_Extracted information_

============================================================

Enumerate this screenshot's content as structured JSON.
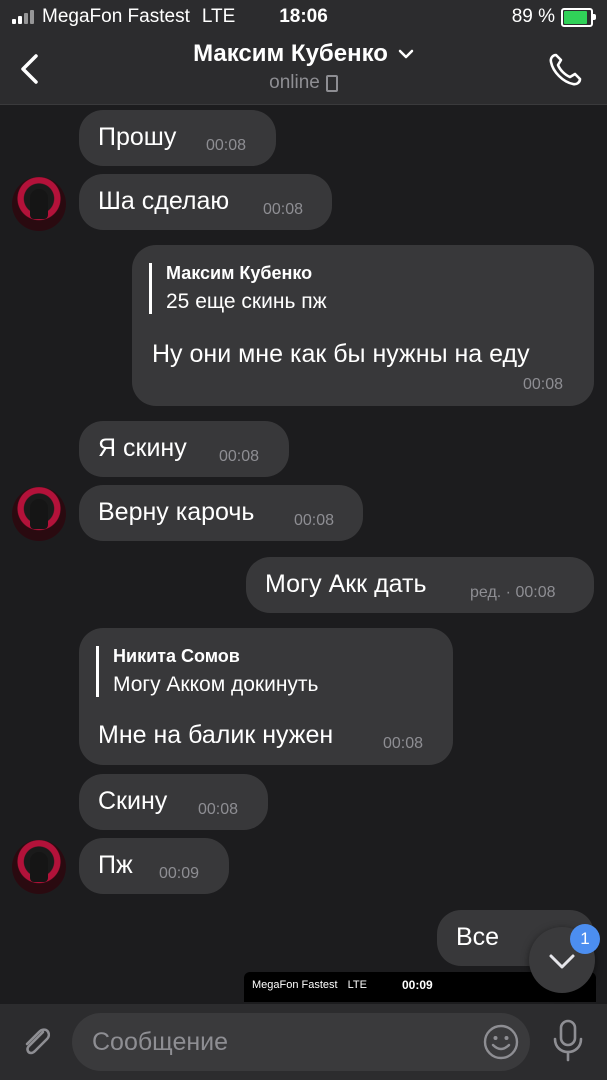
{
  "status_bar": {
    "carrier": "MegaFon Fastest",
    "network": "LTE",
    "time": "18:06",
    "battery": "89 %",
    "battery_level": 0.89
  },
  "header": {
    "title": "Максим Кубенко",
    "subtitle": "online"
  },
  "messages": [
    {
      "text": "Прошу",
      "time": "00:08"
    },
    {
      "text": "Ша сделаю",
      "time": "00:08"
    },
    {
      "reply_name": "Максим Кубенко",
      "reply_text": "25 еще скинь пж",
      "text": "Ну они мне как бы нужны на еду",
      "time": "00:08"
    },
    {
      "text": "Я скину",
      "time": "00:08"
    },
    {
      "text": "Верну карочь",
      "time": "00:08"
    },
    {
      "text": "Могу Акк дать",
      "time": "ред. · 00:08"
    },
    {
      "reply_name": "Никита Сомов",
      "reply_text": "Могу Акком докинуть",
      "text": "Мне на балик нужен",
      "time": "00:08"
    },
    {
      "text": "Скину",
      "time": "00:08"
    },
    {
      "text": "Пж",
      "time": "00:09"
    },
    {
      "text": "Все",
      "time": ""
    }
  ],
  "preview": {
    "carrier": "MegaFon Fastest",
    "network": "LTE",
    "time": "00:09"
  },
  "scroll_badge": "1",
  "input": {
    "placeholder": "Сообщение"
  },
  "colors": {
    "background": "#1c1c1e",
    "bubble": "#38383a",
    "bar": "#2c2c2e",
    "accent": "#4c8ef0",
    "battery": "#30d158"
  }
}
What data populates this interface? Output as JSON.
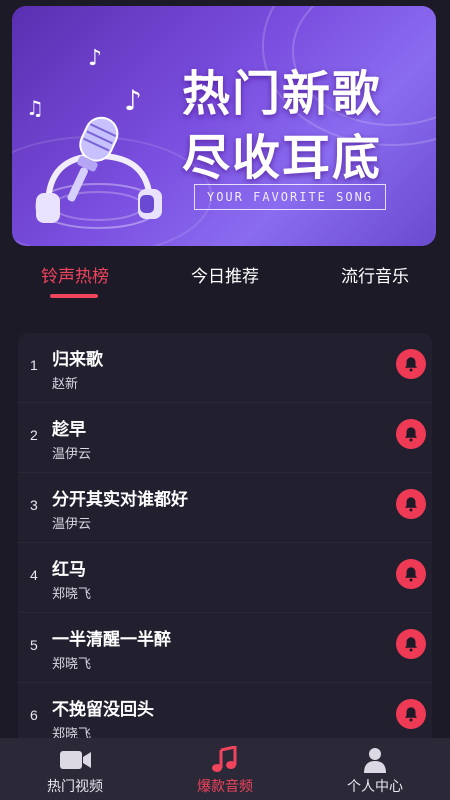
{
  "banner": {
    "title_line1": "热门新歌",
    "title_line2": "尽收耳底",
    "subtitle": "YOUR FAVORITE SONG",
    "icons": [
      "microphone-icon",
      "headphones-icon",
      "music-note-icon"
    ]
  },
  "tabs": [
    {
      "label": "铃声热榜",
      "active": true
    },
    {
      "label": "今日推荐",
      "active": false
    },
    {
      "label": "流行音乐",
      "active": false
    }
  ],
  "songs": [
    {
      "index": "1",
      "title": "归来歌",
      "artist": "赵新"
    },
    {
      "index": "2",
      "title": "趁早",
      "artist": "温伊云"
    },
    {
      "index": "3",
      "title": "分开其实对谁都好",
      "artist": "温伊云"
    },
    {
      "index": "4",
      "title": "红马",
      "artist": "郑晓飞"
    },
    {
      "index": "5",
      "title": "一半清醒一半醉",
      "artist": "郑晓飞"
    },
    {
      "index": "6",
      "title": "不挽留没回头",
      "artist": "郑晓飞"
    }
  ],
  "bottom_nav": [
    {
      "label": "热门视频",
      "icon": "video-camera-icon",
      "active": false
    },
    {
      "label": "爆款音频",
      "icon": "music-note-icon",
      "active": true
    },
    {
      "label": "个人中心",
      "icon": "person-icon",
      "active": false
    }
  ],
  "colors": {
    "accent": "#f0435c",
    "background": "#1d1a28",
    "list_bg": "#221f2f",
    "nav_bg": "#2b2837"
  }
}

============================================================

Copy out the whole listing exactly, and don't carry over any pictures.

Enumerate this screenshot's content as structured JSON.
{
  "status_bar": {
    "carrier": "MegaFon Fastest",
    "network": "LTE",
    "time": "18:06",
    "battery": "89 %",
    "battery_level": 0.89
  },
  "header": {
    "title": "Максим Кубенко",
    "subtitle": "online"
  },
  "messages": [
    {
      "text": "Прошу",
      "time": "00:08"
    },
    {
      "text": "Ша сделаю",
      "time": "00:08"
    },
    {
      "reply_name": "Максим Кубенко",
      "reply_text": "25 еще скинь пж",
      "text": "Ну они мне как бы нужны на еду",
      "time": "00:08"
    },
    {
      "text": "Я скину",
      "time": "00:08"
    },
    {
      "text": "Верну карочь",
      "time": "00:08"
    },
    {
      "text": "Могу Акк дать",
      "time": "ред. · 00:08"
    },
    {
      "reply_name": "Никита Сомов",
      "reply_text": "Могу Акком докинуть",
      "text": "Мне на балик нужен",
      "time": "00:08"
    },
    {
      "text": "Скину",
      "time": "00:08"
    },
    {
      "text": "Пж",
      "time": "00:09"
    },
    {
      "text": "Все",
      "time": ""
    }
  ],
  "preview": {
    "carrier": "MegaFon Fastest",
    "network": "LTE",
    "time": "00:09"
  },
  "scroll_badge": "1",
  "input": {
    "placeholder": "Сообщение"
  },
  "colors": {
    "background": "#1c1c1e",
    "bubble": "#38383a",
    "bar": "#2c2c2e",
    "accent": "#4c8ef0",
    "battery": "#30d158"
  }
}
What data populates this interface? Output as JSON.
{
  "banner": {
    "title_line1": "热门新歌",
    "title_line2": "尽收耳底",
    "subtitle": "YOUR FAVORITE SONG",
    "icons": [
      "microphone-icon",
      "headphones-icon",
      "music-note-icon"
    ]
  },
  "tabs": [
    {
      "label": "铃声热榜",
      "active": true
    },
    {
      "label": "今日推荐",
      "active": false
    },
    {
      "label": "流行音乐",
      "active": false
    }
  ],
  "songs": [
    {
      "index": "1",
      "title": "归来歌",
      "artist": "赵新"
    },
    {
      "index": "2",
      "title": "趁早",
      "artist": "温伊云"
    },
    {
      "index": "3",
      "title": "分开其实对谁都好",
      "artist": "温伊云"
    },
    {
      "index": "4",
      "title": "红马",
      "artist": "郑晓飞"
    },
    {
      "index": "5",
      "title": "一半清醒一半醉",
      "artist": "郑晓飞"
    },
    {
      "index": "6",
      "title": "不挽留没回头",
      "artist": "郑晓飞"
    }
  ],
  "bottom_nav": [
    {
      "label": "热门视频",
      "icon": "video-camera-icon",
      "active": false
    },
    {
      "label": "爆款音频",
      "icon": "music-note-icon",
      "active": true
    },
    {
      "label": "个人中心",
      "icon": "person-icon",
      "active": false
    }
  ],
  "colors": {
    "accent": "#f0435c",
    "background": "#1d1a28",
    "list_bg": "#221f2f",
    "nav_bg": "#2b2837"
  }
}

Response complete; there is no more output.